TASK GOAL: Restate the material word for word and leave out anything that is a picture.
──────────
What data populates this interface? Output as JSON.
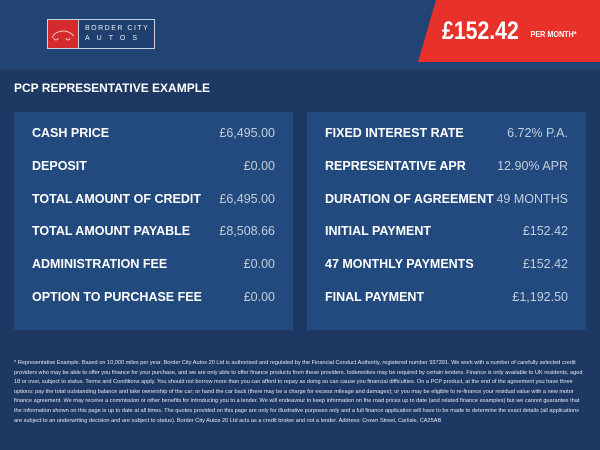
{
  "logo": {
    "text_line1": "BORDER CITY",
    "text_line2": "AUTOS"
  },
  "price": {
    "amount": "£152.42",
    "label": "PER MONTH*"
  },
  "title": "PCP REPRESENTATIVE EXAMPLE",
  "left": [
    {
      "label": "CASH PRICE",
      "value": "£6,495.00"
    },
    {
      "label": "DEPOSIT",
      "value": "£0.00"
    },
    {
      "label": "TOTAL AMOUNT OF CREDIT",
      "value": "£6,495.00"
    },
    {
      "label": "TOTAL AMOUNT PAYABLE",
      "value": "£8,508.66"
    },
    {
      "label": "ADMINISTRATION FEE",
      "value": "£0.00"
    },
    {
      "label": "OPTION TO PURCHASE FEE",
      "value": "£0.00"
    }
  ],
  "right": [
    {
      "label": "FIXED INTEREST RATE",
      "value": "6.72% P.A."
    },
    {
      "label": "REPRESENTATIVE APR",
      "value": "12.90% APR"
    },
    {
      "label": "DURATION OF AGREEMENT",
      "value": "49 MONTHS"
    },
    {
      "label": "INITIAL PAYMENT",
      "value": "£152.42"
    },
    {
      "label": "47 MONTHLY PAYMENTS",
      "value": "£152.42"
    },
    {
      "label": "FINAL PAYMENT",
      "value": "£1,192.50"
    }
  ],
  "footnote": "* Representative Example. Based on 10,000 miles per year. Border City Autos 20 Ltd is authorised and regulated by the Financial Conduct Authority, registered number 937391. We work with a number of carefully selected credit providers who may be able to offer you finance for your purchase, and we are only able to offer finance products from these providers. Indemnities may be required by certain lenders. Finance is only available to UK residents, aged 18 or over, subject to status. Terms and Conditions apply. You should not borrow more than you can afford to repay as doing so can cause you financial difficulties. On a PCP product, at the end of the agreement you have three options: pay the total outstanding balance and take ownership of the car; or hand the car back (there may be a charge for excess mileage and damages); or you may be eligible to re-finance your residual value with a new motor finance agreement. We may receive a commission or other benefits for introducing you to a lender. We will endeavour to keep information on the road prices up to date (and related finance examples) but we cannot guarantee that the information shown on this page is up to date at all times. The quotes provided on this page are only for illustrative purposes only and a full finance application will have to be made to determine the exact details (all applications are subject to an underwriting decision and are subject to status). Border City Autos 20 Ltd acts as a credit broker and not a lender. Address: Crown Street, Carlisle, CA25AB"
}
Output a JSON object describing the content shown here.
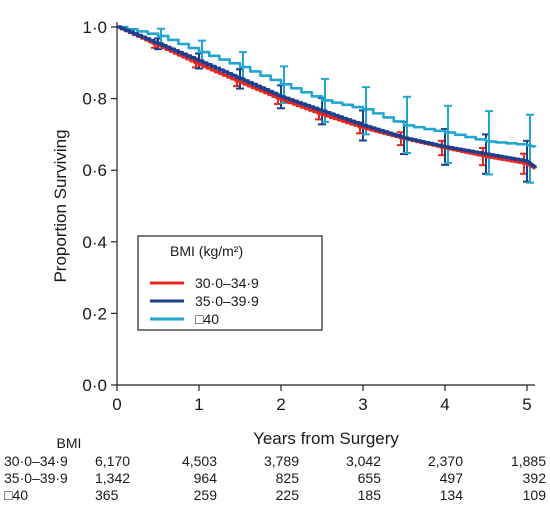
──────────
FINAL RESULT:
What data populates this interface? Output as JSON.
{
  "logo": {
    "text_line1": "BORDER CITY",
    "text_line2": "AUTOS"
  },
  "price": {
    "amount": "£152.42",
    "label": "PER MONTH*"
  },
  "title": "PCP REPRESENTATIVE EXAMPLE",
  "left": [
    {
      "label": "CASH PRICE",
      "value": "£6,495.00"
    },
    {
      "label": "DEPOSIT",
      "value": "£0.00"
    },
    {
      "label": "TOTAL AMOUNT OF CREDIT",
      "value": "£6,495.00"
    },
    {
      "label": "TOTAL AMOUNT PAYABLE",
      "value": "£8,508.66"
    },
    {
      "label": "ADMINISTRATION FEE",
      "value": "£0.00"
    },
    {
      "label": "OPTION TO PURCHASE FEE",
      "value": "£0.00"
    }
  ],
  "right": [
    {
      "label": "FIXED INTEREST RATE",
      "value": "6.72% P.A."
    },
    {
      "label": "REPRESENTATIVE APR",
      "value": "12.90% APR"
    },
    {
      "label": "DURATION OF AGREEMENT",
      "value": "49 MONTHS"
    },
    {
      "label": "INITIAL PAYMENT",
      "value": "£152.42"
    },
    {
      "label": "47 MONTHLY PAYMENTS",
      "value": "£152.42"
    },
    {
      "label": "FINAL PAYMENT",
      "value": "£1,192.50"
    }
  ],
  "footnote": "* Representative Example. Based on 10,000 miles per year. Border City Autos 20 Ltd is authorised and regulated by the Financial Conduct Authority, registered number 937391. We work with a number of carefully selected credit providers who may be able to offer you finance for your purchase, and we are only able to offer finance products from these providers. Indemnities may be required by certain lenders. Finance is only available to UK residents, aged 18 or over, subject to status. Terms and Conditions apply. You should not borrow more than you can afford to repay as doing so can cause you financial difficulties. On a PCP product, at the end of the agreement you have three options: pay the total outstanding balance and take ownership of the car; or hand the car back (there may be a charge for excess mileage and damages); or you may be eligible to re-finance your residual value with a new motor finance agreement. We may receive a commission or other benefits for introducing you to a lender. We will endeavour to keep information on the road prices up to date (and related finance examples) but we cannot guarantee that the information shown on this page is up to date at all times. The quotes provided on this page are only for illustrative purposes only and a full finance application will have to be made to determine the exact details (all applications are subject to an underwriting decision and are subject to status). Border City Autos 20 Ltd acts as a credit broker and not a lender. Address: Crown Street, Carlisle, CA25AB"
}
Output a JSON object describing the content shown here.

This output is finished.